BEGIN
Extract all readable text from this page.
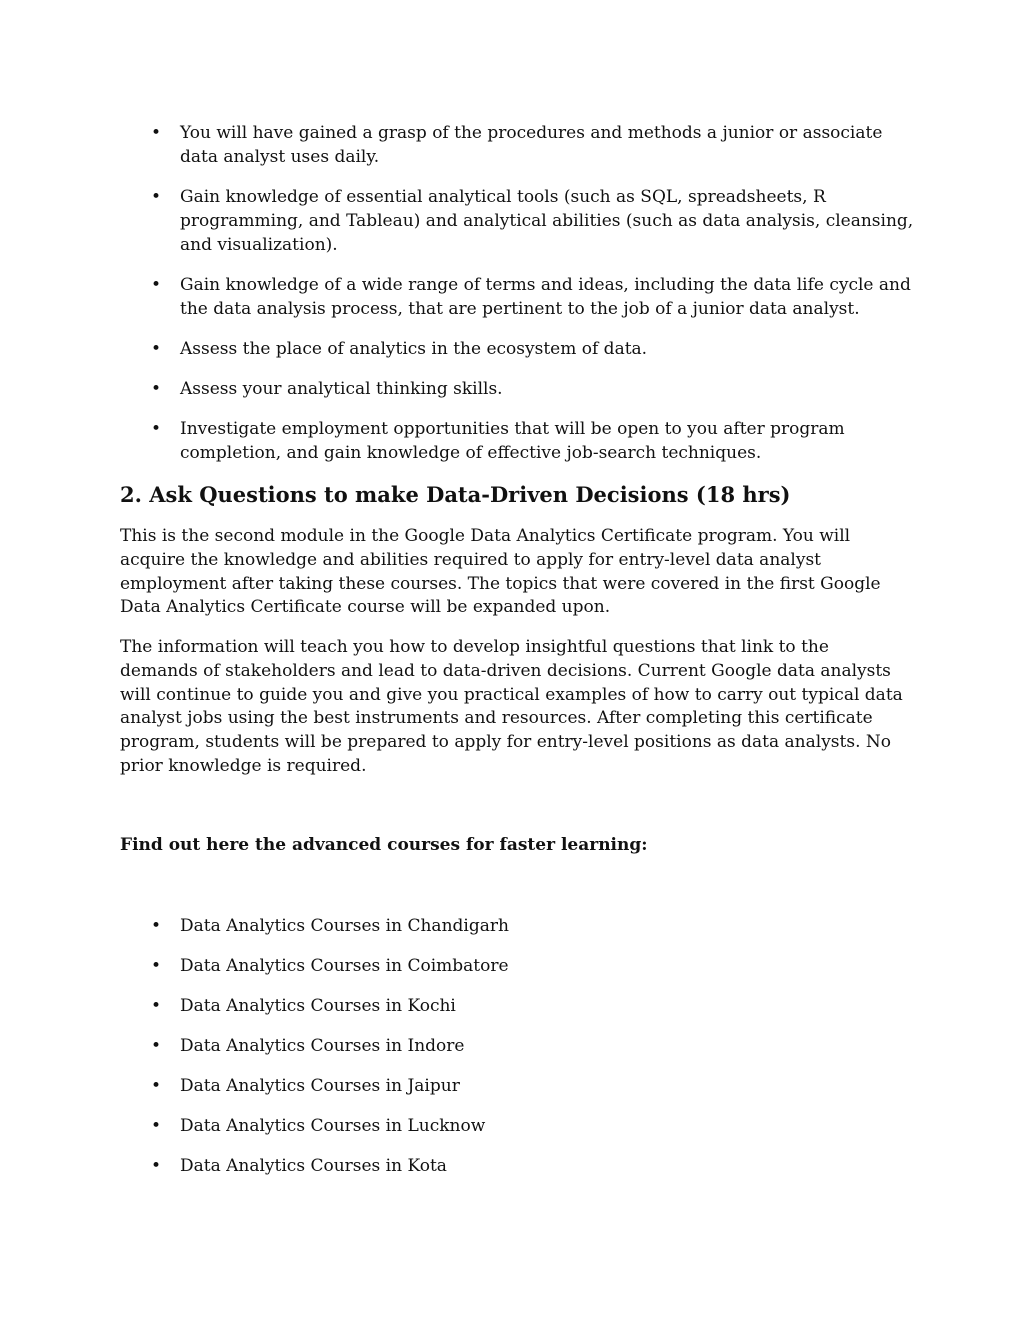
• You will have gained a grasp of the procedures and methods a junior or associate data analyst uses daily.
• Gain knowledge of essential analytical tools (such as SQL, spreadsheets, R programming, and Tableau) and analytical abilities (such as data analysis, cleansing, and visualization).
• Gain knowledge of a wide range of terms and ideas, including the data life cycle and the data analysis process, that are pertinent to the job of a junior data analyst.
• Assess the place of analytics in the ecosystem of data.
• Assess your analytical thinking skills.
• Investigate employment opportunities that will be open to you after program completion, and gain knowledge of effective job-search techniques.
2. Ask Questions to make Data-Driven Decisions (18 hrs)

This is the second module in the Google Data Analytics Certificate program. You will acquire the knowledge and abilities required to apply for entry-level data analyst employment after taking these courses. The topics that were covered in the first Google Data Analytics Certificate course will be expanded upon.

The information will teach you how to develop insightful questions that link to the demands of stakeholders and lead to data-driven decisions. Current Google data analysts will continue to guide you and give you practical examples of how to carry out typical data analyst jobs using the best instruments and resources. After completing this certificate program, students will be prepared to apply for entry-level positions as data analysts. No prior knowledge is required.

Find out here the advanced courses for faster learning:

• Data Analytics Courses in Chandigarh
• Data Analytics Courses in Coimbatore
• Data Analytics Courses in Kochi
• Data Analytics Courses in Indore
• Data Analytics Courses in Jaipur
• Data Analytics Courses in Lucknow
• Data Analytics Courses in Kota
END
GOAL: Reproduce every record above exactly, but leave out the pictures.

WRITTEN RESPONSE:
Extract all readable text from this page.
• You will have gained a grasp of the procedures and methods a junior or associate data analyst uses daily.
• Gain knowledge of essential analytical tools (such as SQL, spreadsheets, R programming, and Tableau) and analytical abilities (such as data analysis, cleansing, and visualization).
• Gain knowledge of a wide range of terms and ideas, including the data life cycle and the data analysis process, that are pertinent to the job of a junior data analyst.
• Assess the place of analytics in the ecosystem of data.
• Assess your analytical thinking skills.
• Investigate employment opportunities that will be open to you after program completion, and gain knowledge of effective job-search techniques.
2. Ask Questions to make Data-Driven Decisions (18 hrs)

This is the second module in the Google Data Analytics Certificate program. You will acquire the knowledge and abilities required to apply for entry-level data analyst employment after taking these courses. The topics that were covered in the first Google Data Analytics Certificate course will be expanded upon.

The information will teach you how to develop insightful questions that link to the demands of stakeholders and lead to data-driven decisions. Current Google data analysts will continue to guide you and give you practical examples of how to carry out typical data analyst jobs using the best instruments and resources. After completing this certificate program, students will be prepared to apply for entry-level positions as data analysts. No prior knowledge is required.

Find out here the advanced courses for faster learning:

• Data Analytics Courses in Chandigarh
• Data Analytics Courses in Coimbatore
• Data Analytics Courses in Kochi
• Data Analytics Courses in Indore
• Data Analytics Courses in Jaipur
• Data Analytics Courses in Lucknow
• Data Analytics Courses in Kota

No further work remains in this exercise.